• YOUR TASK: Identify all lines of the data containing the string "election" and copy them.

• EXTRACTED MATERIAL:
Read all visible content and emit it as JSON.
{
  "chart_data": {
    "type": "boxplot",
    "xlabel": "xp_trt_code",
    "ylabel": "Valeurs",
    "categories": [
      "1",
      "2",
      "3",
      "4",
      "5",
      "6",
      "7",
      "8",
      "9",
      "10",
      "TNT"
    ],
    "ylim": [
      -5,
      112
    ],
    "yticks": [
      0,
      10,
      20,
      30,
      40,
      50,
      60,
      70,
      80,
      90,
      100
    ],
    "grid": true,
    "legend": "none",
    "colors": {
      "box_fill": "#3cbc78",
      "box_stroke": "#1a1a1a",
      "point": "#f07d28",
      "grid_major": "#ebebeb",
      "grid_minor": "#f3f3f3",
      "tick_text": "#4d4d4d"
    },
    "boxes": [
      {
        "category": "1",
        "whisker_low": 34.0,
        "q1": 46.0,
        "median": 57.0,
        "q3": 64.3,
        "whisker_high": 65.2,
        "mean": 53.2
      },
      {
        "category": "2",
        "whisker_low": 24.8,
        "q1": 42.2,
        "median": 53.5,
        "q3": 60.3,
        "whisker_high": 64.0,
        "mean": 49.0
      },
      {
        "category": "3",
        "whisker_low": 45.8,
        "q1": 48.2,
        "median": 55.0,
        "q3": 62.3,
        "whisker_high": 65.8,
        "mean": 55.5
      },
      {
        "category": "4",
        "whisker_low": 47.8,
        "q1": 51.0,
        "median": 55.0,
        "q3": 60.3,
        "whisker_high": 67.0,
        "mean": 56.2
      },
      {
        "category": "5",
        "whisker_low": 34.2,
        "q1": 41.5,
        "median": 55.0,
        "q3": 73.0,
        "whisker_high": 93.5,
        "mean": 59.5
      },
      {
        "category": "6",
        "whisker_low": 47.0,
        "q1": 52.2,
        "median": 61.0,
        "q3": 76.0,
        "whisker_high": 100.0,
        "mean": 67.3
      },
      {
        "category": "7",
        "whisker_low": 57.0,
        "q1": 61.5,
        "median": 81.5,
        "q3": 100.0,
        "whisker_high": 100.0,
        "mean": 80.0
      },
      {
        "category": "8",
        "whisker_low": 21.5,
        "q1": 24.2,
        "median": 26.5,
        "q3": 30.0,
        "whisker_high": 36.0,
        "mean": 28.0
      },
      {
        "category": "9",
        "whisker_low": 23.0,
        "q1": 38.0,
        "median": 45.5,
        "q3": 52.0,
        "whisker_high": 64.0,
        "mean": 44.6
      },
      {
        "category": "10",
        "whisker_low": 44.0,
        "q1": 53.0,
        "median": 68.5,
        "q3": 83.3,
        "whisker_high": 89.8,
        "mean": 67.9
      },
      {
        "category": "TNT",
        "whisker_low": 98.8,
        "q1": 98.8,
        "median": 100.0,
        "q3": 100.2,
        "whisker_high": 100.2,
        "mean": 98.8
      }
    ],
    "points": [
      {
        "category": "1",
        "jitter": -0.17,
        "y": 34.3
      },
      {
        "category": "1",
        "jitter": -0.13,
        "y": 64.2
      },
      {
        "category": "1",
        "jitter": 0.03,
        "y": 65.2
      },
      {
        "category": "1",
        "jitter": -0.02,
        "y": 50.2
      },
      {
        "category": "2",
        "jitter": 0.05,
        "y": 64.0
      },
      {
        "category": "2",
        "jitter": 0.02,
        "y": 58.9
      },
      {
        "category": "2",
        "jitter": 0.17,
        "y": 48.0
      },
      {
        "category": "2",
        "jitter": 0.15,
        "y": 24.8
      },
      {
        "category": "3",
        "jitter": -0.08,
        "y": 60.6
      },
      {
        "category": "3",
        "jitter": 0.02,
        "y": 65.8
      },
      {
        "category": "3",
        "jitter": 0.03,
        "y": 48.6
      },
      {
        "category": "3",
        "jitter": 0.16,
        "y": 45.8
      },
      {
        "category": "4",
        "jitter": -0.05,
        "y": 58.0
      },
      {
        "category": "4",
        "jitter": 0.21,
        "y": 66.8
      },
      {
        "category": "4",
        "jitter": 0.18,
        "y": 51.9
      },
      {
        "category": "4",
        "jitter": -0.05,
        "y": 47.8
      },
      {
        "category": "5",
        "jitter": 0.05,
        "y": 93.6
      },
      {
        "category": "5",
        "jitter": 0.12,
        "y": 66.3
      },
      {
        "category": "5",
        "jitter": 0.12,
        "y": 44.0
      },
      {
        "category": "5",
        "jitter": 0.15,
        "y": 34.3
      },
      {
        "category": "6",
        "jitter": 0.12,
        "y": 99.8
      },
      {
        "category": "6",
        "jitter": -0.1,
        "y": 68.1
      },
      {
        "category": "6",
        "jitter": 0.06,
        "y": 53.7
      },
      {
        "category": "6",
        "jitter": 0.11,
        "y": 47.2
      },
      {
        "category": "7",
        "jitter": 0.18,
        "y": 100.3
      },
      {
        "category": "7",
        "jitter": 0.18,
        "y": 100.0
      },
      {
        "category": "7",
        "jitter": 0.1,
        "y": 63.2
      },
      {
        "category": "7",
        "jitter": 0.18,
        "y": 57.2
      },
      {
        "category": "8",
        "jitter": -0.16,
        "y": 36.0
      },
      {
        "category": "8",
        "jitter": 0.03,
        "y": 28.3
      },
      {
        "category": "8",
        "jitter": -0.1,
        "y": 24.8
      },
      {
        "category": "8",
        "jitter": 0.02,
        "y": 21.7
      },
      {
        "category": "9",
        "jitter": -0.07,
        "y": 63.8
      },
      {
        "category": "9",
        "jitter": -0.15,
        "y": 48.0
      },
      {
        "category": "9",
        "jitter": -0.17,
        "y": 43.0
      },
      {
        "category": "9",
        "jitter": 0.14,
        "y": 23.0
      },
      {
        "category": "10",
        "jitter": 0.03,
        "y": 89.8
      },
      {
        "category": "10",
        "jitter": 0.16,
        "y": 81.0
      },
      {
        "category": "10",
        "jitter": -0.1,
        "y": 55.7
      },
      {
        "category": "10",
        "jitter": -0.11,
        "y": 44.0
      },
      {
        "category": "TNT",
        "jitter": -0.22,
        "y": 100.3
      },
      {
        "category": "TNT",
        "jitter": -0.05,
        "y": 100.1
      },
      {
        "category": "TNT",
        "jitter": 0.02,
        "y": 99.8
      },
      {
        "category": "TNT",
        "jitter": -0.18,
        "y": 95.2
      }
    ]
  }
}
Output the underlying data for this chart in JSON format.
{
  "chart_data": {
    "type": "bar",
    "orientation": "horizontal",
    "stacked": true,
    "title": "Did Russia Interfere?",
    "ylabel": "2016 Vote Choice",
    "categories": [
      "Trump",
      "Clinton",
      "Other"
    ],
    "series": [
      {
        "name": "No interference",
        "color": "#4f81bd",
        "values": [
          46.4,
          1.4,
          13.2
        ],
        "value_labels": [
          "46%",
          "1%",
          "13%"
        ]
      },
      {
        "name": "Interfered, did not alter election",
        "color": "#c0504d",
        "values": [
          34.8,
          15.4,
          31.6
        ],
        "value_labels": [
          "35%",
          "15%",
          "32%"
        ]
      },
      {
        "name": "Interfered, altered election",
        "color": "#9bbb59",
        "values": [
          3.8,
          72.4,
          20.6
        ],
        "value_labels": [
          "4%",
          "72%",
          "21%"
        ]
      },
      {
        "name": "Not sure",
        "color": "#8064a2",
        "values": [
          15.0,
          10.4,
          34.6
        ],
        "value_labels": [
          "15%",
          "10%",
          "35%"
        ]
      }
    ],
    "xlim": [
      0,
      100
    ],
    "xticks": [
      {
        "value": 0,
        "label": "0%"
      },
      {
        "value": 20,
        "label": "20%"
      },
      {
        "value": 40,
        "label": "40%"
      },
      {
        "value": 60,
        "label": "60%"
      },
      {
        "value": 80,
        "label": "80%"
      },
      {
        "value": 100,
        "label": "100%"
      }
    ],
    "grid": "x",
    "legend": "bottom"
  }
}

• EXERCISE OUTPUT:
        "name": "Interfered, did not alter election",
        "name": "Interfered, altered election",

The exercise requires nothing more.